> [Excerpted records]
§ §

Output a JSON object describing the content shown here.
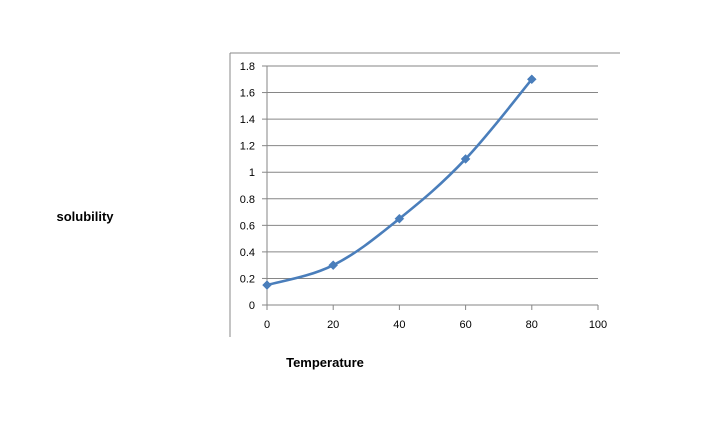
{
  "chart_data": {
    "type": "line",
    "title": "",
    "xlabel": "Temperature",
    "ylabel": "solubility",
    "x": [
      0,
      20,
      40,
      60,
      80
    ],
    "series": [
      {
        "values": [
          0.15,
          0.3,
          0.65,
          1.1,
          1.7
        ],
        "color": "#4a7ebb",
        "marker": "diamond",
        "smooth": true
      }
    ],
    "xlim": [
      0,
      100
    ],
    "ylim": [
      0,
      1.8
    ],
    "xticks": [
      "0",
      "20",
      "40",
      "60",
      "80",
      "100"
    ],
    "yticks": [
      "0",
      "0.2",
      "0.4",
      "0.6",
      "0.8",
      "1",
      "1.2",
      "1.4",
      "1.6",
      "1.8"
    ],
    "grid": "horizontal",
    "legend": "none"
  }
}
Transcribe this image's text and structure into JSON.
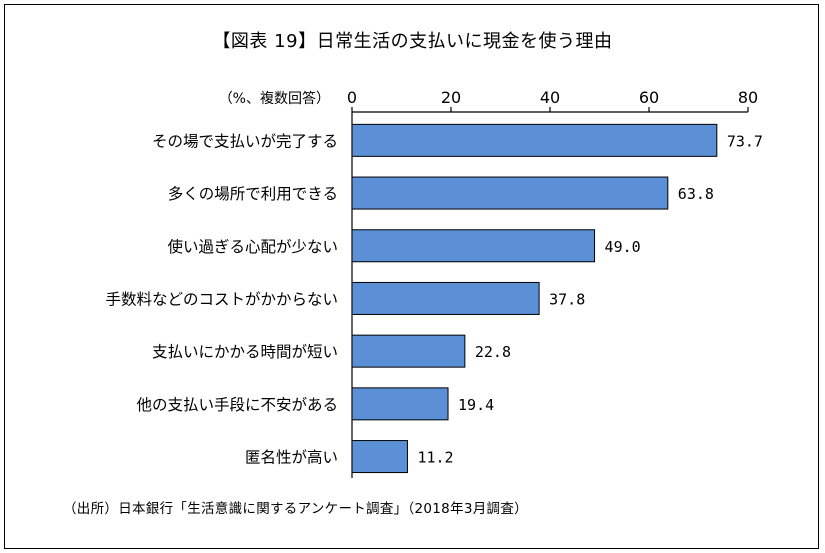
{
  "chart_data": {
    "type": "bar",
    "orientation": "horizontal",
    "title": "【図表 19】日常生活の支払いに現金を使う理由",
    "unit_label": "（%、複数回答）",
    "categories": [
      "その場で支払いが完了する",
      "多くの場所で利用できる",
      "使い過ぎる心配が少ない",
      "手数料などのコストがかからない",
      "支払いにかかる時間が短い",
      "他の支払い手段に不安がある",
      "匿名性が高い"
    ],
    "values": [
      73.7,
      63.8,
      49.0,
      37.8,
      22.8,
      19.4,
      11.2
    ],
    "value_labels": [
      "73.7",
      "63.8",
      "49.0",
      "37.8",
      "22.8",
      "19.4",
      "11.2"
    ],
    "xlim": [
      0,
      80
    ],
    "ticks": [
      "0",
      "20",
      "40",
      "60",
      "80"
    ],
    "tick_values": [
      0,
      20,
      40,
      60,
      80
    ],
    "axis_position": "top",
    "grid": false,
    "legend": "none",
    "bar_color": "#5B8FD6",
    "bar_edge_color": "#000000",
    "source": "（出所）日本銀行「生活意識に関するアンケート調査」（2018年3月調査）"
  }
}
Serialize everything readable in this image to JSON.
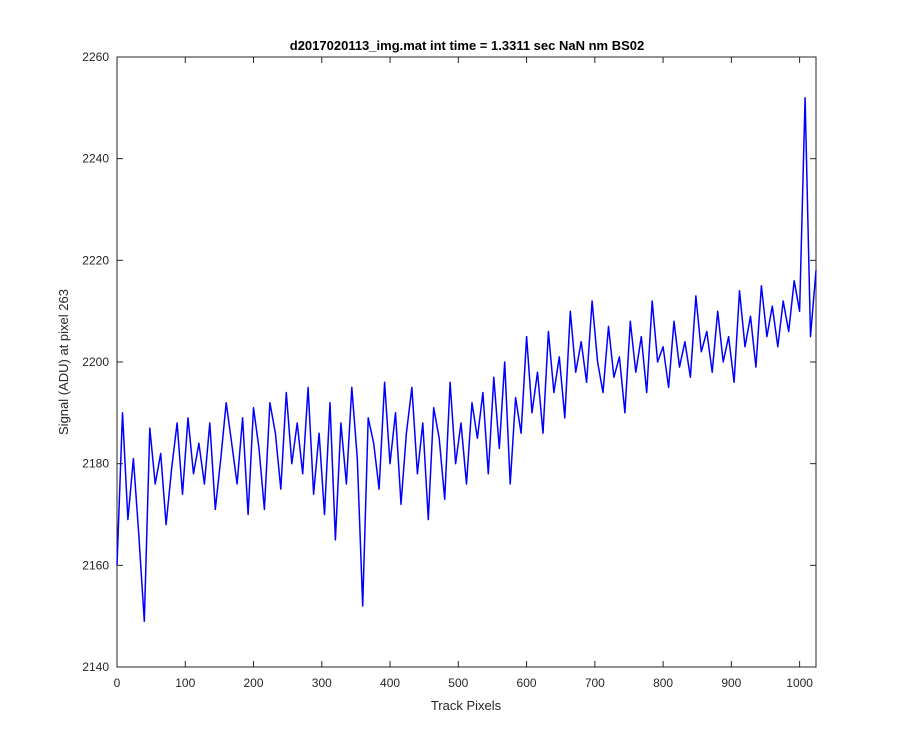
{
  "chart_data": {
    "type": "line",
    "title": "d2017020113_img.mat int time = 1.3311 sec  NaN nm BS02",
    "xlabel": "Track Pixels",
    "ylabel": "Signal (ADU) at pixel 263",
    "xlim": [
      0,
      1024
    ],
    "ylim": [
      2140,
      2260
    ],
    "xticks": [
      "0",
      "100",
      "200",
      "300",
      "400",
      "500",
      "600",
      "700",
      "800",
      "900",
      "1000"
    ],
    "yticks": [
      "2140",
      "2160",
      "2180",
      "2200",
      "2220",
      "2240",
      "2260"
    ],
    "grid": false,
    "legend": "none",
    "series": [
      {
        "color": "#0000ff",
        "x": [
          0,
          8,
          16,
          24,
          32,
          40,
          48,
          56,
          64,
          72,
          80,
          88,
          96,
          104,
          112,
          120,
          128,
          136,
          144,
          152,
          160,
          168,
          176,
          184,
          192,
          200,
          208,
          216,
          224,
          232,
          240,
          248,
          256,
          264,
          272,
          280,
          288,
          296,
          304,
          312,
          320,
          328,
          336,
          344,
          352,
          360,
          368,
          376,
          384,
          392,
          400,
          408,
          416,
          424,
          432,
          440,
          448,
          456,
          464,
          472,
          480,
          488,
          496,
          504,
          512,
          520,
          528,
          536,
          544,
          552,
          560,
          568,
          576,
          584,
          592,
          600,
          608,
          616,
          624,
          632,
          640,
          648,
          656,
          664,
          672,
          680,
          688,
          696,
          704,
          712,
          720,
          728,
          736,
          744,
          752,
          760,
          768,
          776,
          784,
          792,
          800,
          808,
          816,
          824,
          832,
          840,
          848,
          856,
          864,
          872,
          880,
          888,
          896,
          904,
          912,
          920,
          928,
          936,
          944,
          952,
          960,
          968,
          976,
          984,
          992,
          1000,
          1008,
          1016,
          1024
        ],
        "y": [
          2160,
          2190,
          2169,
          2181,
          2166,
          2149,
          2187,
          2176,
          2182,
          2168,
          2179,
          2188,
          2174,
          2189,
          2178,
          2184,
          2176,
          2188,
          2171,
          2181,
          2192,
          2184,
          2176,
          2189,
          2170,
          2191,
          2183,
          2171,
          2192,
          2186,
          2175,
          2194,
          2180,
          2188,
          2178,
          2195,
          2174,
          2186,
          2170,
          2192,
          2165,
          2188,
          2176,
          2195,
          2181,
          2152,
          2189,
          2184,
          2175,
          2196,
          2180,
          2190,
          2172,
          2186,
          2195,
          2178,
          2188,
          2169,
          2191,
          2185,
          2173,
          2196,
          2180,
          2188,
          2176,
          2192,
          2185,
          2194,
          2178,
          2197,
          2183,
          2200,
          2176,
          2193,
          2186,
          2205,
          2190,
          2198,
          2186,
          2206,
          2194,
          2201,
          2189,
          2210,
          2198,
          2204,
          2196,
          2212,
          2200,
          2194,
          2207,
          2197,
          2201,
          2190,
          2208,
          2198,
          2205,
          2194,
          2212,
          2200,
          2203,
          2195,
          2208,
          2199,
          2204,
          2197,
          2213,
          2202,
          2206,
          2198,
          2210,
          2200,
          2205,
          2196,
          2214,
          2203,
          2209,
          2199,
          2215,
          2205,
          2211,
          2203,
          2212,
          2206,
          2216,
          2210,
          2252,
          2205,
          2218
        ]
      }
    ]
  }
}
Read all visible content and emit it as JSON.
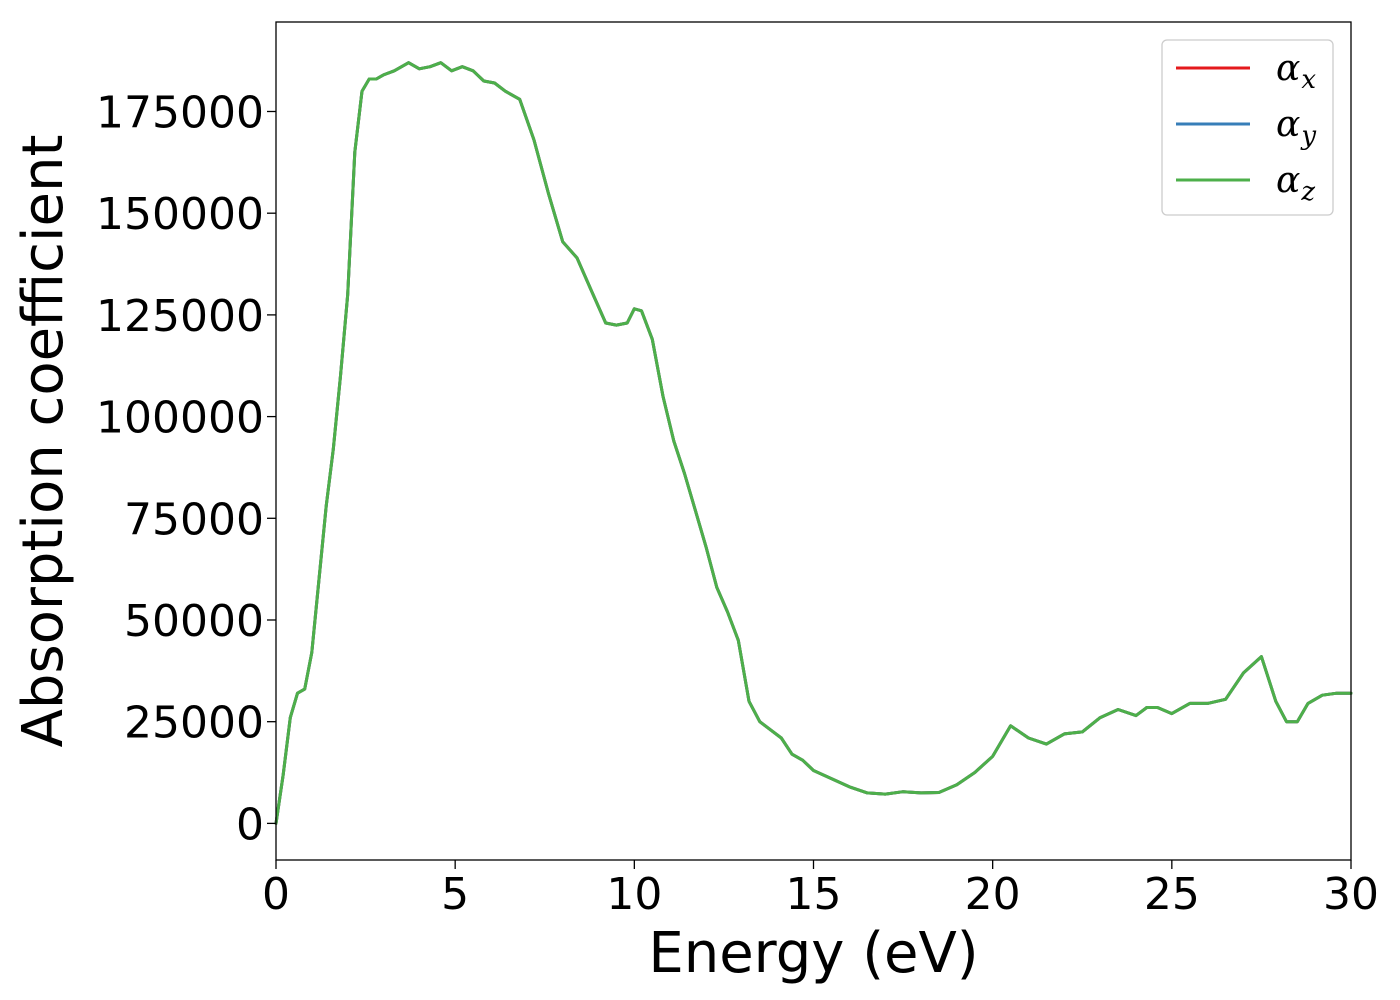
{
  "chart_data": {
    "type": "line",
    "xlabel": "Energy (eV)",
    "ylabel": "Absorption coefficient",
    "xlim": [
      0,
      30
    ],
    "ylim": [
      -9000,
      197000
    ],
    "x_ticks": [
      0,
      5,
      10,
      15,
      20,
      25,
      30
    ],
    "y_ticks": [
      0,
      25000,
      50000,
      75000,
      100000,
      125000,
      150000,
      175000
    ],
    "grid": false,
    "legend_position": "top-right",
    "series": [
      {
        "name": "α",
        "subscript": "x",
        "color": "#e41a1c",
        "x": [
          0,
          0.2,
          0.4,
          0.6,
          0.8,
          1.0,
          1.2,
          1.4,
          1.6,
          1.8,
          2.0,
          2.2,
          2.4,
          2.6,
          2.8,
          3.0,
          3.3,
          3.7,
          4.0,
          4.3,
          4.6,
          4.9,
          5.2,
          5.5,
          5.8,
          6.1,
          6.4,
          6.8,
          7.2,
          7.6,
          8.0,
          8.4,
          8.8,
          9.2,
          9.5,
          9.8,
          10.0,
          10.2,
          10.5,
          10.8,
          11.1,
          11.4,
          11.7,
          12.0,
          12.3,
          12.6,
          12.9,
          13.2,
          13.5,
          13.8,
          14.1,
          14.4,
          14.7,
          15.0,
          15.5,
          16.0,
          16.5,
          17.0,
          17.5,
          18.0,
          18.5,
          19.0,
          19.5,
          20.0,
          20.5,
          21.0,
          21.5,
          22.0,
          22.5,
          23.0,
          23.5,
          24.0,
          24.3,
          24.6,
          25.0,
          25.5,
          26.0,
          26.5,
          27.0,
          27.5,
          27.9,
          28.2,
          28.5,
          28.8,
          29.2,
          29.6,
          30.0
        ],
        "y": [
          0,
          12000,
          26000,
          32000,
          33000,
          42000,
          60000,
          78000,
          92000,
          110000,
          130000,
          165000,
          180000,
          183000,
          183000,
          184000,
          185000,
          187000,
          185500,
          186000,
          187000,
          185000,
          186000,
          185000,
          182500,
          182000,
          180000,
          178000,
          168000,
          155000,
          143000,
          139000,
          131000,
          123000,
          122500,
          123000,
          126500,
          126000,
          119000,
          105000,
          94000,
          86000,
          77000,
          68000,
          58000,
          52000,
          45000,
          30000,
          25000,
          23000,
          21000,
          17000,
          15500,
          13000,
          11000,
          9000,
          7500,
          7200,
          7800,
          7500,
          7600,
          9500,
          12500,
          16500,
          24000,
          21000,
          19500,
          22000,
          22500,
          26000,
          28000,
          26500,
          28500,
          28500,
          27000,
          29500,
          29500,
          30500,
          37000,
          41000,
          30000,
          25000,
          25000,
          29500,
          31500,
          32000,
          32000
        ]
      },
      {
        "name": "α",
        "subscript": "y",
        "color": "#377eb8",
        "x": [
          0,
          0.2,
          0.4,
          0.6,
          0.8,
          1.0,
          1.2,
          1.4,
          1.6,
          1.8,
          2.0,
          2.2,
          2.4,
          2.6,
          2.8,
          3.0,
          3.3,
          3.7,
          4.0,
          4.3,
          4.6,
          4.9,
          5.2,
          5.5,
          5.8,
          6.1,
          6.4,
          6.8,
          7.2,
          7.6,
          8.0,
          8.4,
          8.8,
          9.2,
          9.5,
          9.8,
          10.0,
          10.2,
          10.5,
          10.8,
          11.1,
          11.4,
          11.7,
          12.0,
          12.3,
          12.6,
          12.9,
          13.2,
          13.5,
          13.8,
          14.1,
          14.4,
          14.7,
          15.0,
          15.5,
          16.0,
          16.5,
          17.0,
          17.5,
          18.0,
          18.5,
          19.0,
          19.5,
          20.0,
          20.5,
          21.0,
          21.5,
          22.0,
          22.5,
          23.0,
          23.5,
          24.0,
          24.3,
          24.6,
          25.0,
          25.5,
          26.0,
          26.5,
          27.0,
          27.5,
          27.9,
          28.2,
          28.5,
          28.8,
          29.2,
          29.6,
          30.0
        ],
        "y": [
          0,
          12000,
          26000,
          32000,
          33000,
          42000,
          60000,
          78000,
          92000,
          110000,
          130000,
          165000,
          180000,
          183000,
          183000,
          184000,
          185000,
          187000,
          185500,
          186000,
          187000,
          185000,
          186000,
          185000,
          182500,
          182000,
          180000,
          178000,
          168000,
          155000,
          143000,
          139000,
          131000,
          123000,
          122500,
          123000,
          126500,
          126000,
          119000,
          105000,
          94000,
          86000,
          77000,
          68000,
          58000,
          52000,
          45000,
          30000,
          25000,
          23000,
          21000,
          17000,
          15500,
          13000,
          11000,
          9000,
          7500,
          7200,
          7800,
          7500,
          7600,
          9500,
          12500,
          16500,
          24000,
          21000,
          19500,
          22000,
          22500,
          26000,
          28000,
          26500,
          28500,
          28500,
          27000,
          29500,
          29500,
          30500,
          37000,
          41000,
          30000,
          25000,
          25000,
          29500,
          31500,
          32000,
          32000
        ]
      },
      {
        "name": "α",
        "subscript": "z",
        "color": "#4daf4a",
        "x": [
          0,
          0.2,
          0.4,
          0.6,
          0.8,
          1.0,
          1.2,
          1.4,
          1.6,
          1.8,
          2.0,
          2.2,
          2.4,
          2.6,
          2.8,
          3.0,
          3.3,
          3.7,
          4.0,
          4.3,
          4.6,
          4.9,
          5.2,
          5.5,
          5.8,
          6.1,
          6.4,
          6.8,
          7.2,
          7.6,
          8.0,
          8.4,
          8.8,
          9.2,
          9.5,
          9.8,
          10.0,
          10.2,
          10.5,
          10.8,
          11.1,
          11.4,
          11.7,
          12.0,
          12.3,
          12.6,
          12.9,
          13.2,
          13.5,
          13.8,
          14.1,
          14.4,
          14.7,
          15.0,
          15.5,
          16.0,
          16.5,
          17.0,
          17.5,
          18.0,
          18.5,
          19.0,
          19.5,
          20.0,
          20.5,
          21.0,
          21.5,
          22.0,
          22.5,
          23.0,
          23.5,
          24.0,
          24.3,
          24.6,
          25.0,
          25.5,
          26.0,
          26.5,
          27.0,
          27.5,
          27.9,
          28.2,
          28.5,
          28.8,
          29.2,
          29.6,
          30.0
        ],
        "y": [
          0,
          12000,
          26000,
          32000,
          33000,
          42000,
          60000,
          78000,
          92000,
          110000,
          130000,
          165000,
          180000,
          183000,
          183000,
          184000,
          185000,
          187000,
          185500,
          186000,
          187000,
          185000,
          186000,
          185000,
          182500,
          182000,
          180000,
          178000,
          168000,
          155000,
          143000,
          139000,
          131000,
          123000,
          122500,
          123000,
          126500,
          126000,
          119000,
          105000,
          94000,
          86000,
          77000,
          68000,
          58000,
          52000,
          45000,
          30000,
          25000,
          23000,
          21000,
          17000,
          15500,
          13000,
          11000,
          9000,
          7500,
          7200,
          7800,
          7500,
          7600,
          9500,
          12500,
          16500,
          24000,
          21000,
          19500,
          22000,
          22500,
          26000,
          28000,
          26500,
          28500,
          28500,
          27000,
          29500,
          29500,
          30500,
          37000,
          41000,
          30000,
          25000,
          25000,
          29500,
          31500,
          32000,
          32000
        ]
      }
    ]
  }
}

§ §

Look above for lines with the word "this" and copy them all.

Transcribe this image's text and structure into JSON.
Serialize everything readable in this image to JSON.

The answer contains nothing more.